**WHAT YOU WILL DO**. Copy out all of the data exactly as it appears.

**SUPPLIED RECORDS**.
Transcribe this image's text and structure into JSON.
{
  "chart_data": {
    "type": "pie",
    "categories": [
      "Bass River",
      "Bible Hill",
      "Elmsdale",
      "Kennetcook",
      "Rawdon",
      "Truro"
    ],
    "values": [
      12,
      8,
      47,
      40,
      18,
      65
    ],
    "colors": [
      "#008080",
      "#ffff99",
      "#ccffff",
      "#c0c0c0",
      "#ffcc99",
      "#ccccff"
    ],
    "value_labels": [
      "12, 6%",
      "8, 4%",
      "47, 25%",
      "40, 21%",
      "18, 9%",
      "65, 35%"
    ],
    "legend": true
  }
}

**SOLUTION TO THE EXERCISE**.
Transcribe this image's text and structure into JSON.
{
  "chart_data": {
    "type": "pie",
    "categories": [
      "Bass River",
      "Bible Hill",
      "Elmsdale",
      "Kennetcook",
      "Rawdon",
      "Truro"
    ],
    "values": [
      12,
      8,
      47,
      40,
      18,
      65
    ],
    "colors": [
      "#008080",
      "#ffff99",
      "#ccffff",
      "#c0c0c0",
      "#ffcc99",
      "#ccccff"
    ],
    "value_labels": [
      "12, 6%",
      "8, 4%",
      "47, 25%",
      "40, 21%",
      "18, 9%",
      "65, 35%"
    ],
    "legend": true
  }
}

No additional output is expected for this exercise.